Records to use
========
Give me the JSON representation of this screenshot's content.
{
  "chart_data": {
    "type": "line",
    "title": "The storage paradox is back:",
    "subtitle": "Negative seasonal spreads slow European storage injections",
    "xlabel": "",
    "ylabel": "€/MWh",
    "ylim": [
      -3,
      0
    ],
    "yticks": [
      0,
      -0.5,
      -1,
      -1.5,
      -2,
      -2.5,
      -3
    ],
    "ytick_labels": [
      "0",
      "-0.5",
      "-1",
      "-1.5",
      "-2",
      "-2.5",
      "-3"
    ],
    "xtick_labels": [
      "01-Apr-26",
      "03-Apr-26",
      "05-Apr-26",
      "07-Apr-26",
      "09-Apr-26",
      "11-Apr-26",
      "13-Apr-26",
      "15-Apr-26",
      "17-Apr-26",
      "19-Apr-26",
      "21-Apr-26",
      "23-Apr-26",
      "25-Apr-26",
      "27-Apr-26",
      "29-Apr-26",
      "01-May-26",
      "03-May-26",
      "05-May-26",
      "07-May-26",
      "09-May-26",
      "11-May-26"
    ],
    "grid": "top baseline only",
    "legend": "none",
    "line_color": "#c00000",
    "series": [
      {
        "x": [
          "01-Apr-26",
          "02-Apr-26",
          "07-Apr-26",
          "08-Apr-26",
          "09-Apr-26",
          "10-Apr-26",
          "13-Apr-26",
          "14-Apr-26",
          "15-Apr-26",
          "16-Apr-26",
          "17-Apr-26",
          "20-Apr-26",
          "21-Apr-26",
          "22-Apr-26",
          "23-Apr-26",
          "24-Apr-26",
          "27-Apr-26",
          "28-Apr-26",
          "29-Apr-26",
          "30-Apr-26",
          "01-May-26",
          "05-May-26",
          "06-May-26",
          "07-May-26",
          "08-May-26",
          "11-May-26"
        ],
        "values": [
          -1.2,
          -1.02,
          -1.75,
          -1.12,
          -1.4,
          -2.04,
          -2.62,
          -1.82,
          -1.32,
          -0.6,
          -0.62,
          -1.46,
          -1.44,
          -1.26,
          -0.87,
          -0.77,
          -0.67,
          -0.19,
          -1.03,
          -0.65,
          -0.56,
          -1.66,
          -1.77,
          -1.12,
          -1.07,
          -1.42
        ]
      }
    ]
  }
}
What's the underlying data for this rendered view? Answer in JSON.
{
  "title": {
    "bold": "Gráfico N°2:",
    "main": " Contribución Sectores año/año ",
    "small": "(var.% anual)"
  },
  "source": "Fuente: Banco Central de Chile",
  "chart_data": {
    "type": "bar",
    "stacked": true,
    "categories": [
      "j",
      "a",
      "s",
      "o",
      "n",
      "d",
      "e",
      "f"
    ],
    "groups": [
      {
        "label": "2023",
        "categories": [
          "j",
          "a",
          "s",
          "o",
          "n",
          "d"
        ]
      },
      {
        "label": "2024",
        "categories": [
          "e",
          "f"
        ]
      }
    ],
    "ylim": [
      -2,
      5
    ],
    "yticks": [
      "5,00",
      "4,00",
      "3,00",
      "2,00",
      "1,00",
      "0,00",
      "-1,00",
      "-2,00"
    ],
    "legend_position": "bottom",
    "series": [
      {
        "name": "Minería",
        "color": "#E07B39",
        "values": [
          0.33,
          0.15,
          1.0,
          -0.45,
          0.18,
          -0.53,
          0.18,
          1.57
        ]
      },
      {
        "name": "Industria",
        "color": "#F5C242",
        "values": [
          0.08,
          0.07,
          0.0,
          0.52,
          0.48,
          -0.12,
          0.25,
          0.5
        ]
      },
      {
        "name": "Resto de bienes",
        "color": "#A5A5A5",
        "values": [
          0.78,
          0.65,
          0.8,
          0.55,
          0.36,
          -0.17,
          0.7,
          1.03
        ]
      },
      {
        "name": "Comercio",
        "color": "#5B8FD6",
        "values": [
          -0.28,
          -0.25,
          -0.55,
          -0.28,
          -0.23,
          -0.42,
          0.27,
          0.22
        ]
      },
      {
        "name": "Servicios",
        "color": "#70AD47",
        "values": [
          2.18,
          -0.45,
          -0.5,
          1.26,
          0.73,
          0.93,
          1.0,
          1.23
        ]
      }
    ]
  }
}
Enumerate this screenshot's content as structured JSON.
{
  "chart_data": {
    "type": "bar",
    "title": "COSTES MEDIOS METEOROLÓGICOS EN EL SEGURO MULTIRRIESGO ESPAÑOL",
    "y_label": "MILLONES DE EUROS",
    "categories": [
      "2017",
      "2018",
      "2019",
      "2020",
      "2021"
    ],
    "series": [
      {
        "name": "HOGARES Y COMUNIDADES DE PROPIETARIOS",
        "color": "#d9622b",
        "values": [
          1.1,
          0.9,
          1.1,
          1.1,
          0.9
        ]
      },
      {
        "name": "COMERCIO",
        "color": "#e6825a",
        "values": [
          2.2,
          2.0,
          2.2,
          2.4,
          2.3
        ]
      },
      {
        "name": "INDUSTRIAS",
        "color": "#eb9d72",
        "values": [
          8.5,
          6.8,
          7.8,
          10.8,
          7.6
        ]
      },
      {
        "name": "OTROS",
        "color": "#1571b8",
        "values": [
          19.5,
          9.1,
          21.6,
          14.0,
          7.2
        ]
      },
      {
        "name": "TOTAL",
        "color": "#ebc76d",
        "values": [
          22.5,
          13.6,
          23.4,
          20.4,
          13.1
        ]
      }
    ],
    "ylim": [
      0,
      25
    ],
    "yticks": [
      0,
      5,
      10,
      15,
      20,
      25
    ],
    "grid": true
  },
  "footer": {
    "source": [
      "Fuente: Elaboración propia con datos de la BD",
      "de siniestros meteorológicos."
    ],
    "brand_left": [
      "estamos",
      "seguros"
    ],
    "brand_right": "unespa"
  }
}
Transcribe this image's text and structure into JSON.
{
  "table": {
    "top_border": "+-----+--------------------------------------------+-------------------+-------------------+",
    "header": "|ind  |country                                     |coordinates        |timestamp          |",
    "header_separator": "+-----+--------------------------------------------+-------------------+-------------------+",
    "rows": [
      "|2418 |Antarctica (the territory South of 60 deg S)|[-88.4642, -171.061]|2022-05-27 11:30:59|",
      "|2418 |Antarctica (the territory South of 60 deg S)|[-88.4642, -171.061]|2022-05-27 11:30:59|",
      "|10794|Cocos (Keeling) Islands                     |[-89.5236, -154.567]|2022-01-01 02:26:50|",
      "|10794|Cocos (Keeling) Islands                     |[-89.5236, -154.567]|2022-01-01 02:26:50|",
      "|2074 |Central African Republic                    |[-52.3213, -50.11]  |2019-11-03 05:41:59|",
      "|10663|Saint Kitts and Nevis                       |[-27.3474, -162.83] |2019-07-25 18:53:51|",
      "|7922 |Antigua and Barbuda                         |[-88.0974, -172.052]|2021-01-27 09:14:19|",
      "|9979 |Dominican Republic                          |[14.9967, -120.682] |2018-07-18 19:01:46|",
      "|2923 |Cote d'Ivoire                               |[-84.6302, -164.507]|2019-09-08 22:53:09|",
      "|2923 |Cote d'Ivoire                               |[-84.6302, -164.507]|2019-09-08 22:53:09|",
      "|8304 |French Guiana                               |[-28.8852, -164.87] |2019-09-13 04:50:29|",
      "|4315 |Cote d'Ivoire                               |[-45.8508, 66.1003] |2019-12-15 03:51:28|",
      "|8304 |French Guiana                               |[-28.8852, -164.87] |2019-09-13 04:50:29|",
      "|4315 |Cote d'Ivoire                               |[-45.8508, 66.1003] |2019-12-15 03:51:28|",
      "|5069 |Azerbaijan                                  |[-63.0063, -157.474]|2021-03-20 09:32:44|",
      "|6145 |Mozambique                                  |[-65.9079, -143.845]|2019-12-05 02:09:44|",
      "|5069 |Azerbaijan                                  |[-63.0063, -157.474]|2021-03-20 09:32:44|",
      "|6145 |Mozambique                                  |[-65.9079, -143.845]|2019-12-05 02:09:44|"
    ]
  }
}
========
Your goal
Copy out every line in the listing where the word "content" appears.

Exercise result
Give me the JSON representation of this screenshot's content.
Enumerate this screenshot's content as structured JSON.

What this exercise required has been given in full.